**Work to complete:**
Transcribe the records below exactly as they appear.
---
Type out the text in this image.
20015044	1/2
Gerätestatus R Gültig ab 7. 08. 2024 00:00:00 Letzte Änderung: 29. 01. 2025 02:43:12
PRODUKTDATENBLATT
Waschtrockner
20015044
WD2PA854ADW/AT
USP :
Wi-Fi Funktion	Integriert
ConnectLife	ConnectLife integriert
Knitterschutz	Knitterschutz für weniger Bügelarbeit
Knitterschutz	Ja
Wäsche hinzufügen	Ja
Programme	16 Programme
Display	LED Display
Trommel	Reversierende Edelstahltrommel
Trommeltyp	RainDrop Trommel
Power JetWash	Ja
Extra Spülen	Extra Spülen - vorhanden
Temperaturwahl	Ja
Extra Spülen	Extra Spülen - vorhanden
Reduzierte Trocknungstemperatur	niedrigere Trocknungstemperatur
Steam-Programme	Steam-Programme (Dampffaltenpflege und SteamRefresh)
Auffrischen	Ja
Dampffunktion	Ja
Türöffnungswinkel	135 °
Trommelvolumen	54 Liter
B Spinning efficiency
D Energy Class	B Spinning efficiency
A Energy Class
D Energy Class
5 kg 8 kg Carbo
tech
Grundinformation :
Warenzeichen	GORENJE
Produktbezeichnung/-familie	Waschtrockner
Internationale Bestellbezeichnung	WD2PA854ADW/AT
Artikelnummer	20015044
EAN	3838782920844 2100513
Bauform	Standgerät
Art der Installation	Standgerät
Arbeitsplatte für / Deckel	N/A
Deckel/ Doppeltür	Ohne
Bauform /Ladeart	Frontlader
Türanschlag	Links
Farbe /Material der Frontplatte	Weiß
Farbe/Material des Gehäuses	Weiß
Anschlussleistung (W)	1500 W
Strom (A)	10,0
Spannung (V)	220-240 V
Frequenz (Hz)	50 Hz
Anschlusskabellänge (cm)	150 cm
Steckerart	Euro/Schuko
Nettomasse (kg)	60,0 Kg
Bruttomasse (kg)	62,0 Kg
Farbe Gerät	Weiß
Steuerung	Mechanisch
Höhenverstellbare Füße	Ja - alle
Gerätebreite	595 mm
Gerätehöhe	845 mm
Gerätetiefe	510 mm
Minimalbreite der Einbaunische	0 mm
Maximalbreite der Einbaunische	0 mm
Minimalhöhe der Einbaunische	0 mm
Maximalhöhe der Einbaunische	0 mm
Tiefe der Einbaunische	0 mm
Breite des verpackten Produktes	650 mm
---
**Written answer:**
Type out the text in this image.
20015044	1/2
Gerätestatus R Gültig ab 7. 08. 2024 00:00:00 Letzte Änderung: 29. 01. 2025 02:43:12
PRODUKTDATENBLATT
Waschtrockner
20015044
WD2PA854ADW/AT
USP :
Wi-Fi Funktion	Integriert
ConnectLife	ConnectLife integriert
Knitterschutz	Knitterschutz für weniger Bügelarbeit
Knitterschutz	Ja
Wäsche hinzufügen	Ja
Programme	16 Programme
Display	LED Display
Trommel	Reversierende Edelstahltrommel
Trommeltyp	RainDrop Trommel
Power JetWash	Ja
Extra Spülen	Extra Spülen - vorhanden
Temperaturwahl	Ja
Extra Spülen	Extra Spülen - vorhanden
Reduzierte Trocknungstemperatur	niedrigere Trocknungstemperatur
Steam-Programme	Steam-Programme (Dampffaltenpflege und SteamRefresh)
Auffrischen	Ja
Dampffunktion	Ja
Türöffnungswinkel	135 °
Trommelvolumen	54 Liter
B Spinning efficiency
D Energy Class	B Spinning efficiency
A Energy Class
D Energy Class
5 kg 8 kg Carbo
tech
Grundinformation :
Warenzeichen	GORENJE
Produktbezeichnung/-familie	Waschtrockner
Internationale Bestellbezeichnung	WD2PA854ADW/AT
Artikelnummer	20015044
EAN	3838782920844 2100513
Bauform	Standgerät
Art der Installation	Standgerät
Arbeitsplatte für / Deckel	N/A
Deckel/ Doppeltür	Ohne
Bauform /Ladeart	Frontlader
Türanschlag	Links
Farbe /Material der Frontplatte	Weiß
Farbe/Material des Gehäuses	Weiß
Anschlussleistung (W)	1500 W
Strom (A)	10,0
Spannung (V)	220-240 V
Frequenz (Hz)	50 Hz
Anschlusskabellänge (cm)	150 cm
Steckerart	Euro/Schuko
Nettomasse (kg)	60,0 Kg
Bruttomasse (kg)	62,0 Kg
Farbe Gerät	Weiß
Steuerung	Mechanisch
Höhenverstellbare Füße	Ja - alle
Gerätebreite	595 mm
Gerätehöhe	845 mm
Gerätetiefe	510 mm
Minimalbreite der Einbaunische	0 mm
Maximalbreite der Einbaunische	0 mm
Minimalhöhe der Einbaunische	0 mm
Maximalhöhe der Einbaunische	0 mm
Tiefe der Einbaunische	0 mm
Breite des verpackten Produktes	650 mm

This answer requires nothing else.